Work out how many lines include "文明观赏" and answer with that number only.

------------

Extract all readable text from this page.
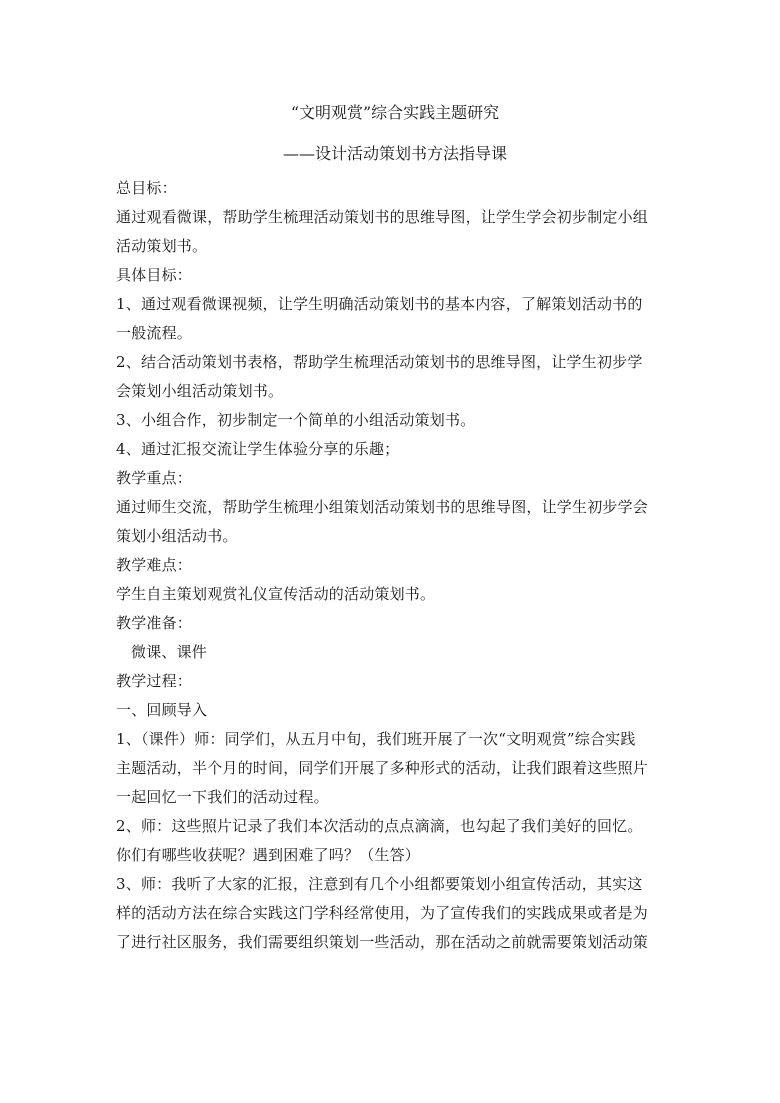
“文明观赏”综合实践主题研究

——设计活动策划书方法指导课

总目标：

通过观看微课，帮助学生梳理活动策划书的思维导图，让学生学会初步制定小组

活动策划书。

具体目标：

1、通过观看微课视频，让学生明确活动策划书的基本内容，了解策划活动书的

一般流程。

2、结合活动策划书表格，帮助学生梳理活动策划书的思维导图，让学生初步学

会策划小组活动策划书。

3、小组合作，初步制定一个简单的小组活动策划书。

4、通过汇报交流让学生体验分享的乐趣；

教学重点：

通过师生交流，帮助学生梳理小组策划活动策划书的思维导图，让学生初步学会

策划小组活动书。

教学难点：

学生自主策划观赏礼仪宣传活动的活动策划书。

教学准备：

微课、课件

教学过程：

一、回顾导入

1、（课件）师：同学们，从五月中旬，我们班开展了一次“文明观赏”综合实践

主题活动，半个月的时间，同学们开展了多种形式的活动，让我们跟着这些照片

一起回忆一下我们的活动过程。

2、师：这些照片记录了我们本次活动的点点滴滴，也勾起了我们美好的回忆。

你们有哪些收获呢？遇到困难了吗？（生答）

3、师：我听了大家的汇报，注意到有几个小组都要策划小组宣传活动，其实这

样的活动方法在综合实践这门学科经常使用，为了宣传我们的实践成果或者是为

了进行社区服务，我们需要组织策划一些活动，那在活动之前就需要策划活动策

------------

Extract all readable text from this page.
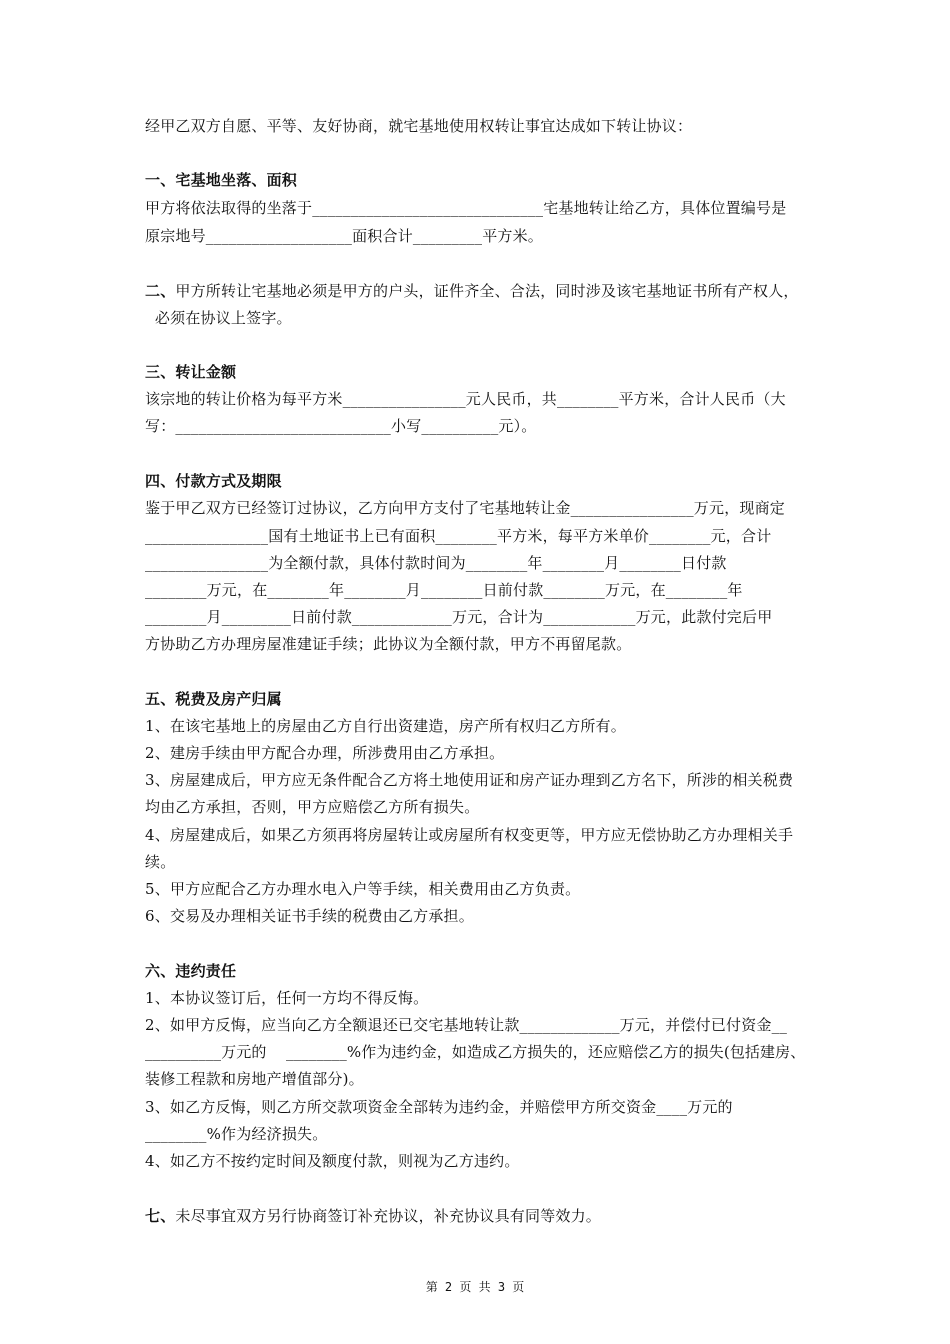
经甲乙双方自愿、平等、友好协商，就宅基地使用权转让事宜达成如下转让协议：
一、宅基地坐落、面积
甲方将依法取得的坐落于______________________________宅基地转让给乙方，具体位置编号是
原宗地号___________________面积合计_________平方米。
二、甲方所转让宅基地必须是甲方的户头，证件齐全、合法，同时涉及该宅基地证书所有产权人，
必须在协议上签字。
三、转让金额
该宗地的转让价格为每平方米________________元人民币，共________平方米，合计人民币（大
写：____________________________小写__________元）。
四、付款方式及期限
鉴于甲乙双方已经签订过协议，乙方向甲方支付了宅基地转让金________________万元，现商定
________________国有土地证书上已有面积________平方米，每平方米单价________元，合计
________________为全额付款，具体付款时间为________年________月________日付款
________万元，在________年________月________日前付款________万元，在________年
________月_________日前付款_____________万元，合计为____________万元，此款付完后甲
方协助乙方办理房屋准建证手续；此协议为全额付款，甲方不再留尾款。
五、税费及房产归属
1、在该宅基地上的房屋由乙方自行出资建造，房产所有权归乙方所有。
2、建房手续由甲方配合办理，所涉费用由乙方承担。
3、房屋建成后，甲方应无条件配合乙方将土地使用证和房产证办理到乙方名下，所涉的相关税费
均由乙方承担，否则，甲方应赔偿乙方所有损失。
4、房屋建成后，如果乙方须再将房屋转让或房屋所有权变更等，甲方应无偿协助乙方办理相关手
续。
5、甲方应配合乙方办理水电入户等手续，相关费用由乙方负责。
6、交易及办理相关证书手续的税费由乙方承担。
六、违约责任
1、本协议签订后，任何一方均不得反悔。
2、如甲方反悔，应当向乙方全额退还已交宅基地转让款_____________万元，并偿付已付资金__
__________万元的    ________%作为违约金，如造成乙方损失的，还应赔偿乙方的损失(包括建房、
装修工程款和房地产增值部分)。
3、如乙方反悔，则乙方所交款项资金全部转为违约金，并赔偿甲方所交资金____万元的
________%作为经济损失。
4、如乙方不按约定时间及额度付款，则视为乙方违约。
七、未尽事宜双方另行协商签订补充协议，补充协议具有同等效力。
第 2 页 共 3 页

------------

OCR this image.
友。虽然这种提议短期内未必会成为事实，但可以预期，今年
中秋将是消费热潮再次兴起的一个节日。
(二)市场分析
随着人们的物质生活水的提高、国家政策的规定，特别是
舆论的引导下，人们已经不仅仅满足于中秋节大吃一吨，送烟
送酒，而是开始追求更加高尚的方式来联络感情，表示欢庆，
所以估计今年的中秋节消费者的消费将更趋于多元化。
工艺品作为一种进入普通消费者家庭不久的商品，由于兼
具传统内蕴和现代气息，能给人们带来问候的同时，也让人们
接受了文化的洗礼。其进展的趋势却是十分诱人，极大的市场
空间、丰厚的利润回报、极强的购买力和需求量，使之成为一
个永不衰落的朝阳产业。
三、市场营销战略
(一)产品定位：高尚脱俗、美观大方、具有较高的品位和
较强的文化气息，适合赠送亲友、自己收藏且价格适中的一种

------------

Response to the exercise — 2